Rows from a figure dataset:
■ ■ ■

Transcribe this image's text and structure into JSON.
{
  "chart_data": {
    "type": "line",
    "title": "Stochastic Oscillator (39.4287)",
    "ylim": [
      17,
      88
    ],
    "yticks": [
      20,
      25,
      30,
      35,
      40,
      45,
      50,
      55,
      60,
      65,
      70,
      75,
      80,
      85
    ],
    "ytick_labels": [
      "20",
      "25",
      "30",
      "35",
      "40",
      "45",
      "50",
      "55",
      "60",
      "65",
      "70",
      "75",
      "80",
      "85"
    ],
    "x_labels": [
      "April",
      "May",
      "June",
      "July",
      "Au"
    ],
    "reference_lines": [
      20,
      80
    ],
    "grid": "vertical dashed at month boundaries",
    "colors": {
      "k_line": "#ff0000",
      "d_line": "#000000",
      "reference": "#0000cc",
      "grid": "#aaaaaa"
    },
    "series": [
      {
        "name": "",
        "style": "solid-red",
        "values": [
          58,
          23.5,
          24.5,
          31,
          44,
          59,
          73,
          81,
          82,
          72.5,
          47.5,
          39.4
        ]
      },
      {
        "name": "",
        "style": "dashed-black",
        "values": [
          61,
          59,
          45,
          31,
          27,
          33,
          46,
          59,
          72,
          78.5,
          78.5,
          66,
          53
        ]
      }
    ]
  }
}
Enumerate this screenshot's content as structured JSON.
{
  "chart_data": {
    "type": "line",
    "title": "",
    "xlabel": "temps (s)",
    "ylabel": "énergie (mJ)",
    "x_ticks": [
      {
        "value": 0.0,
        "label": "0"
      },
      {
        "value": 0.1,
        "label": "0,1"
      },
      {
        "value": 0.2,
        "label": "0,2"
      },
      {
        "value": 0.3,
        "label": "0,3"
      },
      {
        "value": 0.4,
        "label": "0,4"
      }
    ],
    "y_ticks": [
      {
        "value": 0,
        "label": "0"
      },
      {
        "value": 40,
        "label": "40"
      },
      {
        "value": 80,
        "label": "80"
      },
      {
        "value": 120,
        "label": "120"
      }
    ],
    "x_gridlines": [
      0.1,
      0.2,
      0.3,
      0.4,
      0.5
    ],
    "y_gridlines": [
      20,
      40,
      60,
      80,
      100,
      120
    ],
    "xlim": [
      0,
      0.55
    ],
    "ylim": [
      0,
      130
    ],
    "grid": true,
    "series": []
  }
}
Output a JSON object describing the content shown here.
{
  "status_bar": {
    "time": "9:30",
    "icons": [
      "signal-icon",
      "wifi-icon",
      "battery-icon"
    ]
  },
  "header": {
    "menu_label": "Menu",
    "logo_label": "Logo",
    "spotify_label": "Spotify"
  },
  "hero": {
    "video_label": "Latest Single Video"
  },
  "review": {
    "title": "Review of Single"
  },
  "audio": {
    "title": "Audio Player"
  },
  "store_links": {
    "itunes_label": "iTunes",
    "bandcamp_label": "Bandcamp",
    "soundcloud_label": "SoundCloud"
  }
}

■ ■ ■

In the entries above, find every line with the word "content" and list it.

Enumerate this screenshot's content as structured JSON.
Output a JSON object describing the content shown here.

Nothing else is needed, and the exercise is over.